Copy out the entries below precisely; nothing is to be omitted.

Data in this exercise
=-=-=-=-=
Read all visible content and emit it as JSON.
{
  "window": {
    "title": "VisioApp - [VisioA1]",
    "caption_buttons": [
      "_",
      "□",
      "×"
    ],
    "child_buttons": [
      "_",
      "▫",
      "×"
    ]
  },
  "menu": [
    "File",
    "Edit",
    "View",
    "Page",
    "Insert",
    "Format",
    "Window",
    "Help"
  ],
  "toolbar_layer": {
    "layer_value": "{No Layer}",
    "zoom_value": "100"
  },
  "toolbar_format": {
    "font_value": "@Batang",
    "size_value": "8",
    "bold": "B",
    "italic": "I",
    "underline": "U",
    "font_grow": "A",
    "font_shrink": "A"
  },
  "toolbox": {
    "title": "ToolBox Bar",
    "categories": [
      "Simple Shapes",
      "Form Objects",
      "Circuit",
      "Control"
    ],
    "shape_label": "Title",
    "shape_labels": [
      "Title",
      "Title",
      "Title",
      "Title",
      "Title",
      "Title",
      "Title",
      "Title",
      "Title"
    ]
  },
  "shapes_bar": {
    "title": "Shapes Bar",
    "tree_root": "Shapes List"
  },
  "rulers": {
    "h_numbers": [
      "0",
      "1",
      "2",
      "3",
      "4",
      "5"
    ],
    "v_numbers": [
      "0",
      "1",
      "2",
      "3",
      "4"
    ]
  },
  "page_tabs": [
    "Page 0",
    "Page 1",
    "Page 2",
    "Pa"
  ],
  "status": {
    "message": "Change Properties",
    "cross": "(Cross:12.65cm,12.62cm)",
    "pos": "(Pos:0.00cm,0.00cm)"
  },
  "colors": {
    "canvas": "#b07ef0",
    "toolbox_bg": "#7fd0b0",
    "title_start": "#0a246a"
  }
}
=-=-=-=-=
Reply to the exercise
Read all visible content and emit it as JSON.
{
  "window": {
    "title": "VisioApp - [VisioA1]",
    "caption_buttons": [
      "_",
      "□",
      "×"
    ],
    "child_buttons": [
      "_",
      "▫",
      "×"
    ]
  },
  "menu": [
    "File",
    "Edit",
    "View",
    "Page",
    "Insert",
    "Format",
    "Window",
    "Help"
  ],
  "toolbar_layer": {
    "layer_value": "{No Layer}",
    "zoom_value": "100"
  },
  "toolbar_format": {
    "font_value": "@Batang",
    "size_value": "8",
    "bold": "B",
    "italic": "I",
    "underline": "U",
    "font_grow": "A",
    "font_shrink": "A"
  },
  "toolbox": {
    "title": "ToolBox Bar",
    "categories": [
      "Simple Shapes",
      "Form Objects",
      "Circuit",
      "Control"
    ],
    "shape_label": "Title",
    "shape_labels": [
      "Title",
      "Title",
      "Title",
      "Title",
      "Title",
      "Title",
      "Title",
      "Title",
      "Title"
    ]
  },
  "shapes_bar": {
    "title": "Shapes Bar",
    "tree_root": "Shapes List"
  },
  "rulers": {
    "h_numbers": [
      "0",
      "1",
      "2",
      "3",
      "4",
      "5"
    ],
    "v_numbers": [
      "0",
      "1",
      "2",
      "3",
      "4"
    ]
  },
  "page_tabs": [
    "Page 0",
    "Page 1",
    "Page 2",
    "Pa"
  ],
  "status": {
    "message": "Change Properties",
    "cross": "(Cross:12.65cm,12.62cm)",
    "pos": "(Pos:0.00cm,0.00cm)"
  },
  "colors": {
    "canvas": "#b07ef0",
    "toolbox_bg": "#7fd0b0",
    "title_start": "#0a246a"
  }
}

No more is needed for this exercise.